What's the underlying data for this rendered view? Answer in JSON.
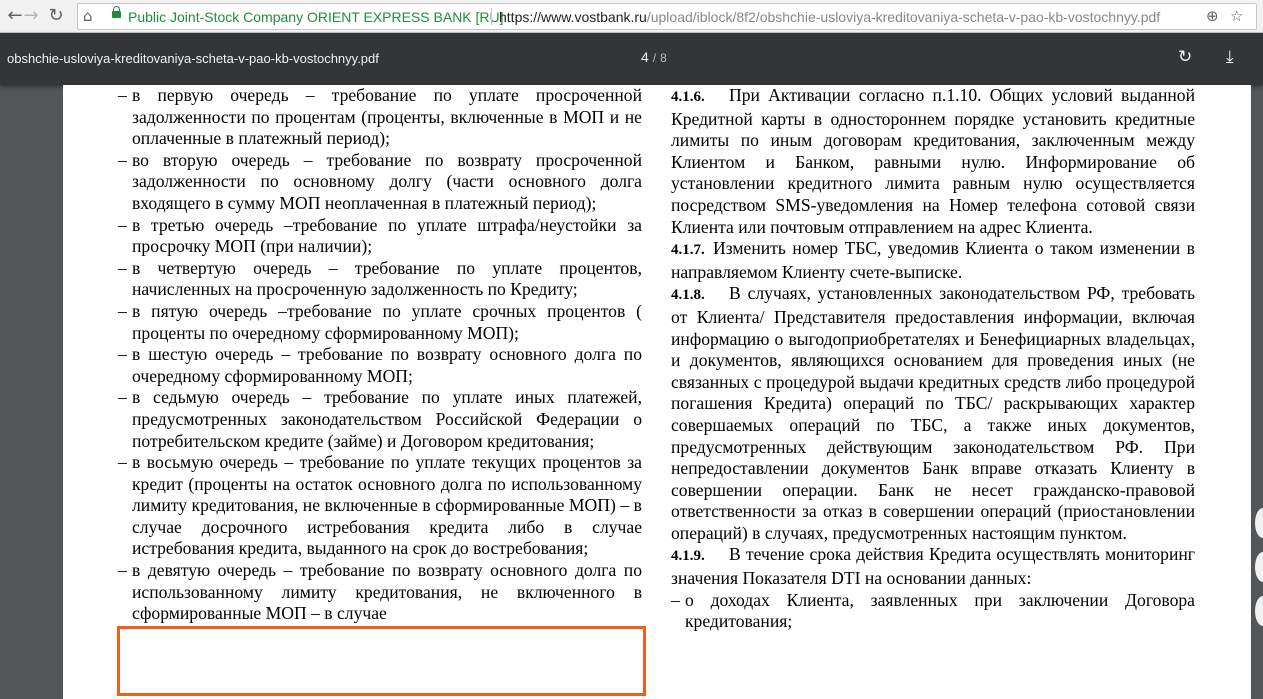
{
  "browser": {
    "nav": {
      "back_icon": "arrow-left-icon",
      "forward_icon": "arrow-right-icon",
      "reload_icon": "reload-icon",
      "home_icon": "home-icon"
    },
    "site_name": "Public Joint-Stock Company ORIENT EXPRESS BANK [RU]",
    "url_host": "https://www.vostbank.ru",
    "url_path": "/upload/iblock/8f2/obshchie-usloviya-kreditovaniya-scheta-v-pao-kb-vostochnyy.pdf",
    "zoom_icon": "zoom-icon",
    "bookmark_icon": "star-icon"
  },
  "pdf": {
    "title": "obshchie-usloviya-kreditovaniya-scheta-v-pao-kb-vostochnyy.pdf",
    "page_current": "4",
    "page_sep": "/",
    "page_total": "8"
  },
  "left_column": [
    "в первую очередь – требование по уплате просроченной задолженности по процентам (проценты, включенные в МОП и не оплаченные в платежный период);",
    "во вторую очередь – требование по возврату просроченной задолженности по основному долгу (части основного долга входящего в сумму МОП неоплаченная в платежный период);",
    "в третью очередь –требование по уплате штрафа/неустойки за просрочку МОП (при наличии);",
    "в четвертую очередь – требование по уплате процентов, начисленных на просроченную задолженность по Кредиту;",
    "в пятую очередь –требование по уплате срочных процентов ( проценты по очередному сформированному МОП);",
    "в шестую очередь – требование по возврату основного долга по очередному сформированному МОП;",
    "в седьмую очередь – требование по уплате иных платежей, предусмотренных законодательством Российской Федерации о потребительском кредите (займе) и Договором кредитования;",
    "в восьмую очередь – требование по уплате текущих процентов за кредит (проценты на остаток основного долга по использованному лимиту кредитования, не включенные в сформированные МОП) – в случае досрочного истребования кредита либо в случае истребования кредита, выданного на срок до востребования;",
    "в девятую очередь – требование по возврату основного долга по использованному лимиту кредитования, не включенного в сформированные МОП – в случае"
  ],
  "right_column": {
    "s416": {
      "num": "4.1.6.",
      "text": "При Активации согласно п.1.10. Общих условий выданной Кредитной карты в одностороннем порядке установить кредитные лимиты по иным договорам кредитования, заключенным между Клиентом и Банком, равными нулю. Информирование об установлении кредитного лимита равным нулю осуществляется посредством SMS-уведомления на Номер телефона сотовой связи Клиента или почтовым отправлением на адрес Клиента."
    },
    "s417": {
      "num": "4.1.7.",
      "text": "Изменить номер ТБС, уведомив Клиента о таком изменении в направляемом Клиенту счете-выписке."
    },
    "s418": {
      "num": "4.1.8.",
      "text": "В случаях, установленных законодательством РФ, требовать от Клиента/ Представителя предоставления информации, включая информацию о выгодоприобретателях и Бенефициарных владельцах, и документов, являющихся основанием для проведения иных (не связанных с процедурой выдачи кредитных средств либо процедурой погашения Кредита) операций по ТБС/ раскрывающих характер совершаемых операций по ТБС, а также иных документов, предусмотренных действующим законодательством РФ. При непредоставлении документов Банк вправе отказать Клиенту в совершении операции. Банк не несет гражданско-правовой ответственности за отказ в совершении операций (приостановлении операций) в случаях, предусмотренных настоящим пунктом."
    },
    "s419": {
      "num": "4.1.9.",
      "text": "В течение срока действия Кредита осуществлять мониторинг значения Показателя DTI на основании данных:"
    },
    "s419_item": "о доходах Клиента, заявленных при заключении Договора кредитования;"
  },
  "highlight_color": "#e8621c"
}
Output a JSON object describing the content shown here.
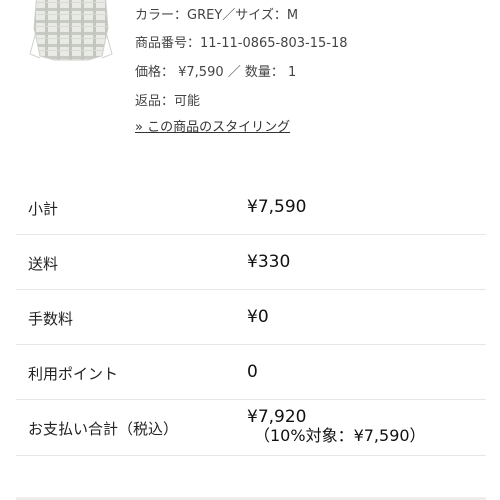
{
  "product": {
    "color_size": "カラー：GREY／サイズ：M",
    "product_number": "商品番号：11-11-0865-803-15-18",
    "price_quantity": "価格： ¥7,590 ／ 数量： 1",
    "returns": "返品：可能",
    "styling_link": "» この商品のスタイリング",
    "thumbnail_icon": "plaid-shirt-thumbnail"
  },
  "summary": {
    "rows": [
      {
        "label": "小計",
        "value": "¥7,590"
      },
      {
        "label": "送料",
        "value": "¥330"
      },
      {
        "label": "手数料",
        "value": "¥0"
      },
      {
        "label": "利用ポイント",
        "value": "0"
      },
      {
        "label": "お支払い合計（税込）",
        "value": "¥7,920",
        "sub": "（10%対象：¥7,590）"
      }
    ]
  }
}
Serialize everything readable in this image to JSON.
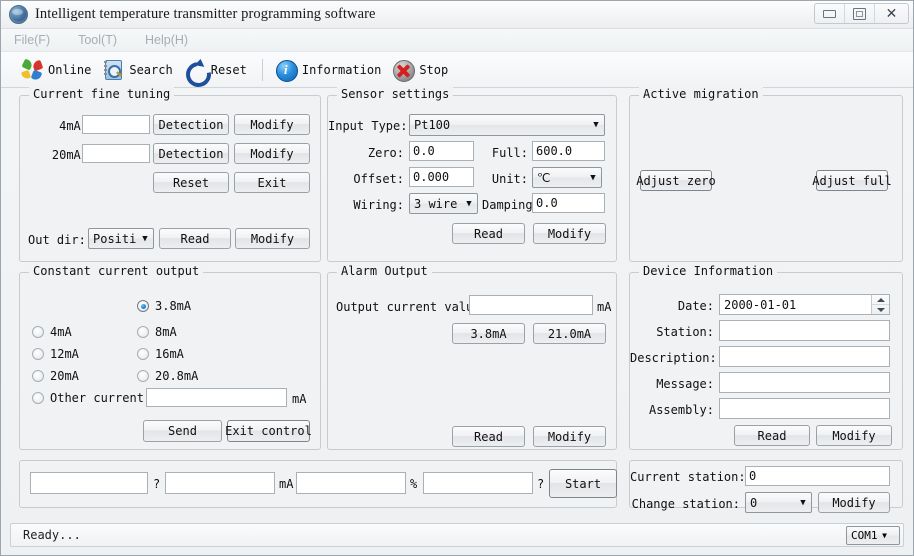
{
  "window": {
    "title": "Intelligent temperature transmitter programming software",
    "icon": "app-globe-icon",
    "controls": {
      "minimize": "_",
      "maximize": "□",
      "close": "✕"
    }
  },
  "menubar": {
    "items": [
      {
        "label": "File(F)"
      },
      {
        "label": "Tool(T)"
      },
      {
        "label": "Help(H)"
      }
    ]
  },
  "toolbar": {
    "items": [
      {
        "label": "Online",
        "icon": "online-icon"
      },
      {
        "label": "Search",
        "icon": "search-icon"
      },
      {
        "label": "Reset",
        "icon": "reset-icon"
      },
      {
        "label": "Information",
        "icon": "information-icon"
      },
      {
        "label": "Stop",
        "icon": "stop-icon"
      }
    ]
  },
  "current_fine_tuning": {
    "legend": "Current fine tuning",
    "row_4ma_label": "4mA:",
    "row_4ma_value": "",
    "row_4ma_detect": "Detection",
    "row_4ma_modify": "Modify",
    "row_20ma_label": "20mA:",
    "row_20ma_value": "",
    "row_20ma_detect": "Detection",
    "row_20ma_modify": "Modify",
    "reset_button": "Reset",
    "exit_button": "Exit",
    "out_dir_label": "Out dir:",
    "out_dir_value": "Positive",
    "out_dir_read": "Read",
    "out_dir_modify": "Modify"
  },
  "sensor_settings": {
    "legend": "Sensor settings",
    "input_type_label": "Input Type:",
    "input_type_value": "Pt100",
    "zero_label": "Zero:",
    "zero_value": "0.0",
    "full_label": "Full:",
    "full_value": "600.0",
    "offset_label": "Offset:",
    "offset_value": "0.000",
    "unit_label": "Unit:",
    "unit_value": "℃",
    "wiring_label": "Wiring:",
    "wiring_value": "3 wire",
    "damping_label": "Damping:",
    "damping_value": "0.0",
    "read_button": "Read",
    "modify_button": "Modify"
  },
  "active_migration": {
    "legend": "Active migration",
    "adjust_zero": "Adjust zero",
    "adjust_full": "Adjust full"
  },
  "constant_current_output": {
    "legend": "Constant current output",
    "options": [
      {
        "label": "3.8mA",
        "selected": true
      },
      {
        "label": "4mA",
        "selected": false
      },
      {
        "label": "8mA",
        "selected": false
      },
      {
        "label": "12mA",
        "selected": false
      },
      {
        "label": "16mA",
        "selected": false
      },
      {
        "label": "20mA",
        "selected": false
      },
      {
        "label": "20.8mA",
        "selected": false
      },
      {
        "label": "Other current:",
        "selected": false
      }
    ],
    "other_value": "",
    "other_unit": "mA",
    "send_button": "Send",
    "exit_control_button": "Exit control"
  },
  "alarm_output": {
    "legend": "Alarm Output",
    "output_current_label": "Output current value:",
    "output_current_value": "",
    "output_current_unit": "mA",
    "preset_low": "3.8mA",
    "preset_high": "21.0mA",
    "read_button": "Read",
    "modify_button": "Modify"
  },
  "device_information": {
    "legend": "Device Information",
    "fields": [
      {
        "label": "Date:",
        "value": "2000-01-01"
      },
      {
        "label": "Station:",
        "value": ""
      },
      {
        "label": "Description:",
        "value": ""
      },
      {
        "label": "Message:",
        "value": ""
      },
      {
        "label": "Assembly:",
        "value": ""
      }
    ],
    "read_button": "Read",
    "modify_button": "Modify"
  },
  "measure_bar": {
    "field1_value": "",
    "unit1": "?",
    "field2_value": "",
    "unit2": "mA",
    "field3_value": "",
    "unit3": "%",
    "field4_value": "",
    "unit4": "?",
    "start_button": "Start"
  },
  "station_bar": {
    "current_station_label": "Current station:",
    "current_station_value": "0",
    "change_station_label": "Change station:",
    "change_station_value": "0",
    "modify_button": "Modify"
  },
  "statusbar": {
    "text": "Ready...",
    "port": "COM1"
  }
}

####################

▶ [OBJECTIVE]
Report the count of lines in the entries that contain the string "this", and nothing besides it.

▶ [COMPLETED TASK]
2